# Start of INFORMATION GIVEN
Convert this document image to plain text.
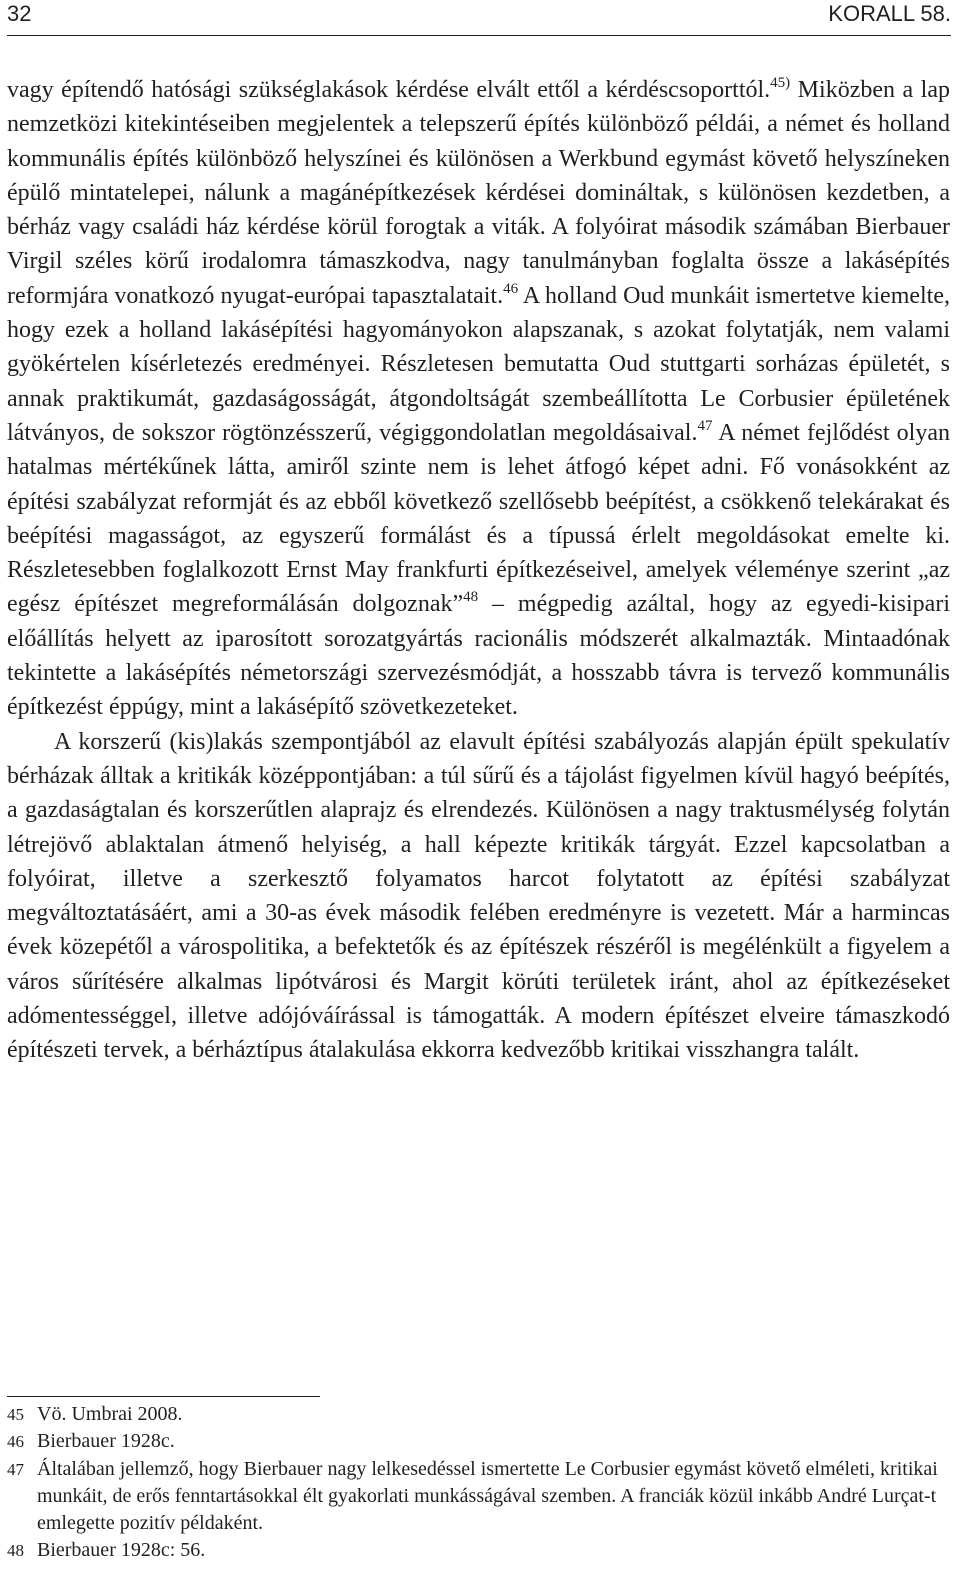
32	KORALL 58.

vagy építendő hatósági szükséglakások kérdése elvált ettől a kérdéscsoporttól.$^{45)}$ Miközben a lap nemzetközi kitekintéseiben megjelentek a telepszerű építés különböző példái, a német és holland kommunális építés különböző helyszínei és különösen a Werkbund egymást követő helyszíneken épülő mintatelepei, nálunk a magánépítkezések kérdései domináltak, s különösen kezdetben, a bérház vagy családi ház kérdése körül forogtak a viták. A folyóirat második számában Bierbauer Virgil széles körű irodalomra támaszkodva, nagy tanulmányban foglalta össze a lakásépítés reformjára vonatkozó nyugat-európai tapasztalatait.$^{46}$ A holland Oud munkáit ismertetve kiemelte, hogy ezek a holland lakásépítési hagyományokon alapszanak, s azokat folytatják, nem valami gyökértelen kísérletezés eredményei. Részletesen bemutatta Oud stuttgarti sorházas épületét, s annak praktikumát, gazdaságosságát, átgondoltságát szembeállította Le Corbusier épületének látványos, de sokszor rögtönzésszerű, végiggondolatlan megoldásaival.$^{47}$ A német fejlődést olyan hatalmas mértékűnek látta, amiről szinte nem is lehet átfogó képet adni. Fő vonásokként az építési szabályzat reformját és az ebből következő szellősebb beépítést, a csökkenő telekárakat és beépítési magasságot, az egyszerű formálást és a típussá érlelt megoldásokat emelte ki. Részletesebben foglalkozott Ernst May frankfurti építkezéseivel, amelyek véleménye szerint „az egész építészet megreformálásán dolgoznak”$^{48}$ – mégpedig azáltal, hogy az egyedi-kisipari előállítás helyett az iparosított sorozatgyártás racionális módszerét alkalmazták. Mintaadónak tekintette a lakásépítés németországi szervezésmódját, a hosszabb távra is tervező kommunális építkezést éppúgy, mint a lakásépítő szövetkezeteket.

A korszerű (kis)lakás szempontjából az elavult építési szabályozás alapján épült spekulatív bérházak álltak a kritikák középpontjában: a túl sűrű és a tájolást figyelmen kívül hagyó beépítés, a gazdaságtalan és korszerűtlen alaprajz és elrendezés. Különösen a nagy traktusmélység folytán létrejövő ablaktalan átmenő helyiség, a hall képezte kritikák tárgyát. Ezzel kapcsolatban a folyóirat, illetve a szerkesztő folyamatos harcot folytatott az építési szabályzat megváltoztatásáért, ami a 30-as évek második felében eredményre is vezetett. Már a harmincas évek közepétől a várospolitika, a befektetők és az építészek részéről is megélénkült a figyelem a város sűrítésére alkalmas lipótvárosi és Margit körúti területek iránt, ahol az építkezéseket adómentességgel, illetve adójóváírással is támogatták. A modern építészet elveire támaszkodó építészeti tervek, a bérháztípus átalakulása ekkorra kedvezőbb kritikai visszhangra talált.

45 Vö. Umbrai 2008.
46 Bierbauer 1928c.
47 Általában jellemző, hogy Bierbauer nagy lelkesedéssel ismertette Le Corbusier egymást követő elméleti, kritikai munkáit, de erős fenntartásokkal élt gyakorlati munkásságával szemben. A franciák közül inkább André Lurçat-t emlegette pozitív példaként.
48 Bierbauer 1928c: 56.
# End of INFORMATION GIVEN
● **EXERCISE**
All of the material above needs to be restated exactly, with no pictures.

● **EXERCISE OUTPUT**
Convert this document image to plain text.
32	KORALL 58.

vagy építendő hatósági szükséglakások kérdése elvált ettől a kérdéscsoporttól.$^{45)}$ Miközben a lap nemzetközi kitekintéseiben megjelentek a telepszerű építés különböző példái, a német és holland kommunális építés különböző helyszínei és különösen a Werkbund egymást követő helyszíneken épülő mintatelepei, nálunk a magánépítkezések kérdései domináltak, s különösen kezdetben, a bérház vagy családi ház kérdése körül forogtak a viták. A folyóirat második számában Bierbauer Virgil széles körű irodalomra támaszkodva, nagy tanulmányban foglalta össze a lakásépítés reformjára vonatkozó nyugat-európai tapasztalatait.$^{46}$ A holland Oud munkáit ismertetve kiemelte, hogy ezek a holland lakásépítési hagyományokon alapszanak, s azokat folytatják, nem valami gyökértelen kísérletezés eredményei. Részletesen bemutatta Oud stuttgarti sorházas épületét, s annak praktikumát, gazdaságosságát, átgondoltságát szembeállította Le Corbusier épületének látványos, de sokszor rögtönzésszerű, végiggondolatlan megoldásaival.$^{47}$ A német fejlődést olyan hatalmas mértékűnek látta, amiről szinte nem is lehet átfogó képet adni. Fő vonásokként az építési szabályzat reformját és az ebből következő szellősebb beépítést, a csökkenő telekárakat és beépítési magasságot, az egyszerű formálást és a típussá érlelt megoldásokat emelte ki. Részletesebben foglalkozott Ernst May frankfurti építkezéseivel, amelyek véleménye szerint „az egész építészet megreformálásán dolgoznak”$^{48}$ – mégpedig azáltal, hogy az egyedi-kisipari előállítás helyett az iparosított sorozatgyártás racionális módszerét alkalmazták. Mintaadónak tekintette a lakásépítés németországi szervezésmódját, a hosszabb távra is tervező kommunális építkezést éppúgy, mint a lakásépítő szövetkezeteket.

A korszerű (kis)lakás szempontjából az elavult építési szabályozás alapján épült spekulatív bérházak álltak a kritikák középpontjában: a túl sűrű és a tájolást figyelmen kívül hagyó beépítés, a gazdaságtalan és korszerűtlen alaprajz és elrendezés. Különösen a nagy traktusmélység folytán létrejövő ablaktalan átmenő helyiség, a hall képezte kritikák tárgyát. Ezzel kapcsolatban a folyóirat, illetve a szerkesztő folyamatos harcot folytatott az építési szabályzat megváltoztatásáért, ami a 30-as évek második felében eredményre is vezetett. Már a harmincas évek közepétől a várospolitika, a befektetők és az építészek részéről is megélénkült a figyelem a város sűrítésére alkalmas lipótvárosi és Margit körúti területek iránt, ahol az építkezéseket adómentességgel, illetve adójóváírással is támogatták. A modern építészet elveire támaszkodó építészeti tervek, a bérháztípus átalakulása ekkorra kedvezőbb kritikai visszhangra talált.

45 Vö. Umbrai 2008.
46 Bierbauer 1928c.
47 Általában jellemző, hogy Bierbauer nagy lelkesedéssel ismertette Le Corbusier egymást követő elméleti, kritikai munkáit, de erős fenntartásokkal élt gyakorlati munkásságával szemben. A franciák közül inkább André Lurçat-t emlegette pozitív példaként.
48 Bierbauer 1928c: 56.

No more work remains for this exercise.